Collected data entries
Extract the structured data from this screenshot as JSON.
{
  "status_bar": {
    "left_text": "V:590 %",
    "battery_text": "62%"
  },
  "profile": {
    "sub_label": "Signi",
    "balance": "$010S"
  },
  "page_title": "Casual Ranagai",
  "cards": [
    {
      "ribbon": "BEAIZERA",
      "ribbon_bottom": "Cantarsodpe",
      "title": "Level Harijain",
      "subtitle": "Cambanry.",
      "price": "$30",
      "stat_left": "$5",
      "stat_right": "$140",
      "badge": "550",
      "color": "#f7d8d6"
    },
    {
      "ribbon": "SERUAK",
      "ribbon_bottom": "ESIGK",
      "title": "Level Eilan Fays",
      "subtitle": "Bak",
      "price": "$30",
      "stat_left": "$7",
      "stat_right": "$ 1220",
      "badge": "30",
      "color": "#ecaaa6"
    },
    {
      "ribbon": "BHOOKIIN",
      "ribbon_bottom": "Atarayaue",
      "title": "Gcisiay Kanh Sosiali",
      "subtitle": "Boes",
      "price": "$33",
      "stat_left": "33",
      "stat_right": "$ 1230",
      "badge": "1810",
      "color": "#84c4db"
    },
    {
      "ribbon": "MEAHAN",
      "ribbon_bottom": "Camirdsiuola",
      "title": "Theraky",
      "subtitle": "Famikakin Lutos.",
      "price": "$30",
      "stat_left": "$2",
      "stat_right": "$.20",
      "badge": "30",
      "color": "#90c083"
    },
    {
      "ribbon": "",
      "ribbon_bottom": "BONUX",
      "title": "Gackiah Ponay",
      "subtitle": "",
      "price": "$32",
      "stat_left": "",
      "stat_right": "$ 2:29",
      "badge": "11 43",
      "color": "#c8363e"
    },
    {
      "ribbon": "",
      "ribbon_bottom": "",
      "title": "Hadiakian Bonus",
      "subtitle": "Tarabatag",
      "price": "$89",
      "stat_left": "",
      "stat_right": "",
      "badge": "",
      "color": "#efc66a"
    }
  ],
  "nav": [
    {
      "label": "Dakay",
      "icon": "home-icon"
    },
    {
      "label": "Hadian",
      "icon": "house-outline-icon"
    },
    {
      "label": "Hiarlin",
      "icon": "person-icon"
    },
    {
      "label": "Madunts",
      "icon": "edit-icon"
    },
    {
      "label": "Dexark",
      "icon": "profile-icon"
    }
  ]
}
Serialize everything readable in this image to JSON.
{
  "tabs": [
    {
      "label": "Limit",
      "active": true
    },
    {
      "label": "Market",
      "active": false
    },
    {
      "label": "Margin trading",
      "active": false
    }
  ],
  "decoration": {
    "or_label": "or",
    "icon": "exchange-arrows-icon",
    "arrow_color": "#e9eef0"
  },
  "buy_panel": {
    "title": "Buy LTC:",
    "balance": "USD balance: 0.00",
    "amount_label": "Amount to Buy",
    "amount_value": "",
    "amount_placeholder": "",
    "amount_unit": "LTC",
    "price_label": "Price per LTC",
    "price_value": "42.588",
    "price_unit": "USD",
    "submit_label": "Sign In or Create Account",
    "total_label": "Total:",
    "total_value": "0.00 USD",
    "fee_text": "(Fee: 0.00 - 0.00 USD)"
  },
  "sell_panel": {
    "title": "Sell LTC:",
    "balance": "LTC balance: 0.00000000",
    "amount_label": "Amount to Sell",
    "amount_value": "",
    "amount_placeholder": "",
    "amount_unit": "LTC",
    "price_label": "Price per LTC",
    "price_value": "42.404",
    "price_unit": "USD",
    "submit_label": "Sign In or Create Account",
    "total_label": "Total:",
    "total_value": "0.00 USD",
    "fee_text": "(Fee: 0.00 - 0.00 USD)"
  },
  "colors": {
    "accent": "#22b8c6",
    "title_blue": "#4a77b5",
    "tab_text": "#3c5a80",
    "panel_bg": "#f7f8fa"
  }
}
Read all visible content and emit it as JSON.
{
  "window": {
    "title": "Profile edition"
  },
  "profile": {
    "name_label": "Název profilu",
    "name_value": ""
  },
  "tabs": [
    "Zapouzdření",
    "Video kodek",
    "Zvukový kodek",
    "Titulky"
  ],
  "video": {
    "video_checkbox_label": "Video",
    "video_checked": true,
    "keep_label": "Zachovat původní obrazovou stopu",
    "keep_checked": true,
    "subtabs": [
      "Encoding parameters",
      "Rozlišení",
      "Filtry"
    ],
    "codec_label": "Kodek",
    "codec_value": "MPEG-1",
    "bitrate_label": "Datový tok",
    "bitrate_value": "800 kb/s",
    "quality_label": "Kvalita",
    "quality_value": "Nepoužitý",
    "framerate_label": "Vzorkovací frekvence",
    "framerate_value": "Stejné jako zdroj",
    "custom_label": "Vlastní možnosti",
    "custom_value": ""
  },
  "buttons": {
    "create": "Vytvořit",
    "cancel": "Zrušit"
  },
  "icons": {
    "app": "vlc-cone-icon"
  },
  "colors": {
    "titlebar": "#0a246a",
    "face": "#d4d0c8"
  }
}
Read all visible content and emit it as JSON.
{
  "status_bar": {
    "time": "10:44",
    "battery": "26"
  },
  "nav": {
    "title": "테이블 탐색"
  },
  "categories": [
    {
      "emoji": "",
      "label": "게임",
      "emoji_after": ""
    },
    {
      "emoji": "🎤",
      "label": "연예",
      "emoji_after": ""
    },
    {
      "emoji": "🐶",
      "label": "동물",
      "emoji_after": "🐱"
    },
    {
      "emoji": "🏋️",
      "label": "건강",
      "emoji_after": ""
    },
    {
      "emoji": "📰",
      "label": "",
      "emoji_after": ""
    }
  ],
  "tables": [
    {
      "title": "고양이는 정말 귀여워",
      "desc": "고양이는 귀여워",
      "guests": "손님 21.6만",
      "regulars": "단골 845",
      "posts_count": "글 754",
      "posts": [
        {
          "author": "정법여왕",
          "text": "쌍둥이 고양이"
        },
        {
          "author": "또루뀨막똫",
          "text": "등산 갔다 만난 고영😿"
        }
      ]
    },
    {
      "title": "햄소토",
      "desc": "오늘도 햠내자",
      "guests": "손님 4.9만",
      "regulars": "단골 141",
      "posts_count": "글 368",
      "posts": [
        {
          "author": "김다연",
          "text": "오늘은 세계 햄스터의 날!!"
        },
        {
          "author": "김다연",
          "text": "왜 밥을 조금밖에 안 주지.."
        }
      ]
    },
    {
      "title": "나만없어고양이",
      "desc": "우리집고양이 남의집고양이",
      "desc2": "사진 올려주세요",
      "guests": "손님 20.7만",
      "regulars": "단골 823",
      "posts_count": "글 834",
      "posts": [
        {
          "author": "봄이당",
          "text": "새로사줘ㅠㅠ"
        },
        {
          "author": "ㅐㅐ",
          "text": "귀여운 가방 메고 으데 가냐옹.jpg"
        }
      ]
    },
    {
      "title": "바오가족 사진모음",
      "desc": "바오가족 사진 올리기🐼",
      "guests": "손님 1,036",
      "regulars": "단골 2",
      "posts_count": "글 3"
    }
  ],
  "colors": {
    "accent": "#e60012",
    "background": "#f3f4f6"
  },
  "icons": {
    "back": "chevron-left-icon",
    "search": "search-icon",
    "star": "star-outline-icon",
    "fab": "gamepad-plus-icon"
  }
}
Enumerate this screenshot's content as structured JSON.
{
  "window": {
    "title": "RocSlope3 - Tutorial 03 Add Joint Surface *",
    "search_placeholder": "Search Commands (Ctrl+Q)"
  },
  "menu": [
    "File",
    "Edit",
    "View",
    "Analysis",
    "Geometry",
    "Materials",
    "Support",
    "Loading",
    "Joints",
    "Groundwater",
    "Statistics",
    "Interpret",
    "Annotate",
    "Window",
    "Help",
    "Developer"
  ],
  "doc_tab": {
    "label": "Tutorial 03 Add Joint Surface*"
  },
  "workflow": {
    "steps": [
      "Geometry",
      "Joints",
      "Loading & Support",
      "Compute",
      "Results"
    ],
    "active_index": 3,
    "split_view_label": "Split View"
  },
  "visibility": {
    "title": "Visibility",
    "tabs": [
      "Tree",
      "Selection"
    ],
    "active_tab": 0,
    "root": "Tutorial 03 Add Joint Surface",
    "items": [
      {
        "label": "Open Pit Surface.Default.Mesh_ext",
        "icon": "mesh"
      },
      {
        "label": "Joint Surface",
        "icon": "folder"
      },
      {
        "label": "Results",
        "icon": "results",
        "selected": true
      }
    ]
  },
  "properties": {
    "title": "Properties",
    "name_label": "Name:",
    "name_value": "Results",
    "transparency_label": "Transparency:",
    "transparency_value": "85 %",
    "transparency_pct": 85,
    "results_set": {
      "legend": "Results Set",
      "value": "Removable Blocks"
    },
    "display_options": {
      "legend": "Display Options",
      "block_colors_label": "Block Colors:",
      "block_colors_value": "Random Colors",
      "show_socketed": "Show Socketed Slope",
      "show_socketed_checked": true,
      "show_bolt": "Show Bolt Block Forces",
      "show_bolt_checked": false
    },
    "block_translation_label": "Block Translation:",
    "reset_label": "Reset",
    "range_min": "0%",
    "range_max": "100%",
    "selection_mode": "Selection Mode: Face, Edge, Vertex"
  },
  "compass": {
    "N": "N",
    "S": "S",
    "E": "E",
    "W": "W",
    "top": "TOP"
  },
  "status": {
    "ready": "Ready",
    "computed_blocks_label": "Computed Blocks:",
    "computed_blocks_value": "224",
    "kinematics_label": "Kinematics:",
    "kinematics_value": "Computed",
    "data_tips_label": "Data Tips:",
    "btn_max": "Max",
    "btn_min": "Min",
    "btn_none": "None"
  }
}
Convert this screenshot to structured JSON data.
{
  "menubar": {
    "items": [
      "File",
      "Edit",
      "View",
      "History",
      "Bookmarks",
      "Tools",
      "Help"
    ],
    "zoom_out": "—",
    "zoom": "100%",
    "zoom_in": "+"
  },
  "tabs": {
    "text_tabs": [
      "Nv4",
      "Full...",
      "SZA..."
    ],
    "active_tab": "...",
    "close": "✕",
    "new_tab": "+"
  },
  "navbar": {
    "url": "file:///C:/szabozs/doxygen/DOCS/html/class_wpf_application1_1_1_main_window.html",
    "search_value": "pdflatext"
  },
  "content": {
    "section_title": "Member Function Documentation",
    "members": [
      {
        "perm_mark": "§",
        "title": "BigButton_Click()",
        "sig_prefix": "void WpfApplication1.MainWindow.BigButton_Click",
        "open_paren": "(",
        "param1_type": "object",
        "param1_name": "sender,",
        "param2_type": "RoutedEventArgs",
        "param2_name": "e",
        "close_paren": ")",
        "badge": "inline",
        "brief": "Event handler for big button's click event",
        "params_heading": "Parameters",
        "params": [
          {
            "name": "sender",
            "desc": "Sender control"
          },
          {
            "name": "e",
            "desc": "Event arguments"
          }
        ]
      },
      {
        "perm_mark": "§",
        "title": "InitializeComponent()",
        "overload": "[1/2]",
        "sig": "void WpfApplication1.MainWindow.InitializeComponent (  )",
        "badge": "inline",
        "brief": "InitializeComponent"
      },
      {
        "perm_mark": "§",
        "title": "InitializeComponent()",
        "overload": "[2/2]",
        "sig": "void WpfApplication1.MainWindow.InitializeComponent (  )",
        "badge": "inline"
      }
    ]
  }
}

### Directions for this task
Reproduce each line from the records that contains the word "content".

### Exercise result
Read all visible content and emit it as JSON.
Read all visible content and emit it as JSON.
Enumerate this screenshot's content as structured JSON.
  "content": {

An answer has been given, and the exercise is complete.